** begin Supplied records **

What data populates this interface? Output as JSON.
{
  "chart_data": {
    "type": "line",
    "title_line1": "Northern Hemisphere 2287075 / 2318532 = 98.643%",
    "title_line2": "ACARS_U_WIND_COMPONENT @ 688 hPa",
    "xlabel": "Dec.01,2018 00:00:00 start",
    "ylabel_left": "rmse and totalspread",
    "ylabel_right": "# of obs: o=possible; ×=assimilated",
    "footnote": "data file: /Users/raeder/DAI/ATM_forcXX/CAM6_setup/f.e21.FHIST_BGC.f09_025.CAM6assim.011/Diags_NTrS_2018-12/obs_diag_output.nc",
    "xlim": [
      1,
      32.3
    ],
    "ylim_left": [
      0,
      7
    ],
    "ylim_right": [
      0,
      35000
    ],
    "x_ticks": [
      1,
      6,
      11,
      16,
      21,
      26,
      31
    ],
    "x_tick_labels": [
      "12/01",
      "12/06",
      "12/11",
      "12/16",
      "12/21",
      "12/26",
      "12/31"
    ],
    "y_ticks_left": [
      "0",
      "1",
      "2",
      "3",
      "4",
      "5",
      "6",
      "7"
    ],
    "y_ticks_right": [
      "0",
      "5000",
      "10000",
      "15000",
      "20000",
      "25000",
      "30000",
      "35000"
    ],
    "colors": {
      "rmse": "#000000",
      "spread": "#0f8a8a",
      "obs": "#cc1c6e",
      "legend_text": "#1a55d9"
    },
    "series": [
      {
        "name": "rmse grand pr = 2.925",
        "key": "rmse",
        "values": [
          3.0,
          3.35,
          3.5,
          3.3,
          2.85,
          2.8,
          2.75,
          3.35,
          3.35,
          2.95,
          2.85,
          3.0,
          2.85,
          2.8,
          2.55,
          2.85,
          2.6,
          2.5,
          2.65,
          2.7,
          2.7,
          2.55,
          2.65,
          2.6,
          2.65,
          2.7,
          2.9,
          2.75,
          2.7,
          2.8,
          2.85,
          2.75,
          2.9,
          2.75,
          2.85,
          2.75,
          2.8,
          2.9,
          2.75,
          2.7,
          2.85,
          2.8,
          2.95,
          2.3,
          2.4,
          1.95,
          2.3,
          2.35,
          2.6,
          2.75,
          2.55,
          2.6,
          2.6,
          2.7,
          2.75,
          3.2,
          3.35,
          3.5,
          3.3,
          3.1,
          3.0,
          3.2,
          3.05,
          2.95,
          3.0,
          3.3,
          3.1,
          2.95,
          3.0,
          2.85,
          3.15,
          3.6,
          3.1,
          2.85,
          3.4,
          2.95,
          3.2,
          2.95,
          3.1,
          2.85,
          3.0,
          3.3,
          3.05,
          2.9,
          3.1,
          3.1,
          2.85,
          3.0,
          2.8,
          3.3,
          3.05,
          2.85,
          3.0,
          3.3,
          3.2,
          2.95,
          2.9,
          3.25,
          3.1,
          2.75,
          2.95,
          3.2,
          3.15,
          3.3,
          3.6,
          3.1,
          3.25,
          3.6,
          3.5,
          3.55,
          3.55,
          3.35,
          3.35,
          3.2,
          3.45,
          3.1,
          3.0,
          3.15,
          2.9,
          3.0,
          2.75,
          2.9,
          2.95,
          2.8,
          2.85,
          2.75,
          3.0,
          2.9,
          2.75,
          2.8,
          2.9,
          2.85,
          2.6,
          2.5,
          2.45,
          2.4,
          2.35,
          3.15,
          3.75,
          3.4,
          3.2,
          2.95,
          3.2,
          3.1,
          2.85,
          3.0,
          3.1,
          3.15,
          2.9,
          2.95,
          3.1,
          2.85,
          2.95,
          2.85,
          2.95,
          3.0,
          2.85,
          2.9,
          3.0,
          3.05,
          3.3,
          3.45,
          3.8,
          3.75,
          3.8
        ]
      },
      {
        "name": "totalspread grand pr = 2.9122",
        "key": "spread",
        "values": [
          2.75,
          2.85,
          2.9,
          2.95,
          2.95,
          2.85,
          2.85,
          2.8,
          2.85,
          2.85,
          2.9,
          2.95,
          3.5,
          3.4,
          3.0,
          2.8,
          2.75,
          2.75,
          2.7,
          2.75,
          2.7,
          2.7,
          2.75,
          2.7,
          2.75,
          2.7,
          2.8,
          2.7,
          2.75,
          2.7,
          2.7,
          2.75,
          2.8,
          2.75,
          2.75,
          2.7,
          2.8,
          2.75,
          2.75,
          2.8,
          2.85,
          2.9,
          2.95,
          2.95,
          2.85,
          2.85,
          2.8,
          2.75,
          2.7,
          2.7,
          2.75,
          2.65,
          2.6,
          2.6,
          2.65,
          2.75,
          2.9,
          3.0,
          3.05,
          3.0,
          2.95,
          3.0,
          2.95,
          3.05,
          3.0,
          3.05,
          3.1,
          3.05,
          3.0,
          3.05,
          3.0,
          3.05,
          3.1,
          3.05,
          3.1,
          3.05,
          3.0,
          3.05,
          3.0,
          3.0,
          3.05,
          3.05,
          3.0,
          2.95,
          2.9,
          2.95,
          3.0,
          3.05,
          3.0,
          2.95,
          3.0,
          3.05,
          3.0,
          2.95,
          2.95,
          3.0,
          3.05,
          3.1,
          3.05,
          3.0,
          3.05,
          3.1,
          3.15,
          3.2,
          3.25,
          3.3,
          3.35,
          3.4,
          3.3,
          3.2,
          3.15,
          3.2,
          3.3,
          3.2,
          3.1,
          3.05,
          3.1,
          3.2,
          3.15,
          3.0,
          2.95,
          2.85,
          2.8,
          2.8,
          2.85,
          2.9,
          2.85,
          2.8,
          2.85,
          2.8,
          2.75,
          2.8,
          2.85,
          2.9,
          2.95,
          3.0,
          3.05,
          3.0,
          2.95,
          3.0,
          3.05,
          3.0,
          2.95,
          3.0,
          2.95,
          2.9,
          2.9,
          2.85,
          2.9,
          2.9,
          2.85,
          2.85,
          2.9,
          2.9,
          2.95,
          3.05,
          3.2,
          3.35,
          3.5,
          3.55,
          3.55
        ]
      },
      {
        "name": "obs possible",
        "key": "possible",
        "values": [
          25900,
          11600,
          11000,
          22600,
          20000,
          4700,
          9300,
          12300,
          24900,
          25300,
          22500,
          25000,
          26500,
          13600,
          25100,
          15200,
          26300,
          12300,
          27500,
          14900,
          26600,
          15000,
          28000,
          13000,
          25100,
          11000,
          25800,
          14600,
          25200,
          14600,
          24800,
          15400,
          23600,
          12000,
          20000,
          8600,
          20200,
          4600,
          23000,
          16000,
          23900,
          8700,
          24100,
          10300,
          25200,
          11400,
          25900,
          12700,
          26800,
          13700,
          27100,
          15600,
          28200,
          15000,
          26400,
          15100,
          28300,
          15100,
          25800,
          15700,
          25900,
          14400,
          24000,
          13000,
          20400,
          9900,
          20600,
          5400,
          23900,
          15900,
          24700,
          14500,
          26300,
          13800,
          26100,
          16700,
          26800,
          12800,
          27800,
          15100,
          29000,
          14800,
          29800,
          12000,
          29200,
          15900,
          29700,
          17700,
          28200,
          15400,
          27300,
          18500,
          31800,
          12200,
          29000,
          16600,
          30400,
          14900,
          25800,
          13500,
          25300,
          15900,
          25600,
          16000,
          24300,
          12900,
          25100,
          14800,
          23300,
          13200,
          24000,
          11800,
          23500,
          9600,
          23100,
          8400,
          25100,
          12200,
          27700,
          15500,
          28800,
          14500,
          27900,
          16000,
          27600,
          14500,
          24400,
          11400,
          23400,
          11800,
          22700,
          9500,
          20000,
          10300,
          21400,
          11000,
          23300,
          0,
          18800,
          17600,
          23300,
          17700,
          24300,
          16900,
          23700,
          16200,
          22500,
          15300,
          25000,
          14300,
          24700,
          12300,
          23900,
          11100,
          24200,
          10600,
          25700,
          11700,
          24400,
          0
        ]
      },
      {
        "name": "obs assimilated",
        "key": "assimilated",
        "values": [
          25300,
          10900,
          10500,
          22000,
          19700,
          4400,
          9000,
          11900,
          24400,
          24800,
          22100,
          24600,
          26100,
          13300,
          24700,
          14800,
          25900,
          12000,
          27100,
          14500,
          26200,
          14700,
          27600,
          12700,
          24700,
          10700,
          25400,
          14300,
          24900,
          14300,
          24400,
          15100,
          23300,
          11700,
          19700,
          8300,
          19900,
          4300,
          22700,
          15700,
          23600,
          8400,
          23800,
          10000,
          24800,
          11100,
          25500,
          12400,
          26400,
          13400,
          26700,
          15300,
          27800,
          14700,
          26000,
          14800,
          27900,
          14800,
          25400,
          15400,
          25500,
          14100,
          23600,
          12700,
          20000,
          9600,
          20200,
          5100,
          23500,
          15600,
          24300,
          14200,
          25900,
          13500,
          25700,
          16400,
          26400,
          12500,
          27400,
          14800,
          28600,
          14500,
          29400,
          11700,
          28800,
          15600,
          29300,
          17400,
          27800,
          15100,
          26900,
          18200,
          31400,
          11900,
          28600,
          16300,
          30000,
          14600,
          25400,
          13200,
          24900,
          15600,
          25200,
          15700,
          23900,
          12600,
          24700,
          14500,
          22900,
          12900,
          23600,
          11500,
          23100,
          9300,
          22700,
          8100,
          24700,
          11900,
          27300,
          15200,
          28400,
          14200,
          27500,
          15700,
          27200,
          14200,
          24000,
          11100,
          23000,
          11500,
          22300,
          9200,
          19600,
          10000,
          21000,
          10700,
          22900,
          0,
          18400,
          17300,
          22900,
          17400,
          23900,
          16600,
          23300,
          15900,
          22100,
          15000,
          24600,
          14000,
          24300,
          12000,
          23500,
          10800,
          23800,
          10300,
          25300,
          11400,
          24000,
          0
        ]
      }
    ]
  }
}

** end Supplied records **

▶ [Exercise aim]: The word "assimilated" may occur in lines of the records. Report how many such lines there are, giving only the number.

▶ [Exercise answer]: 3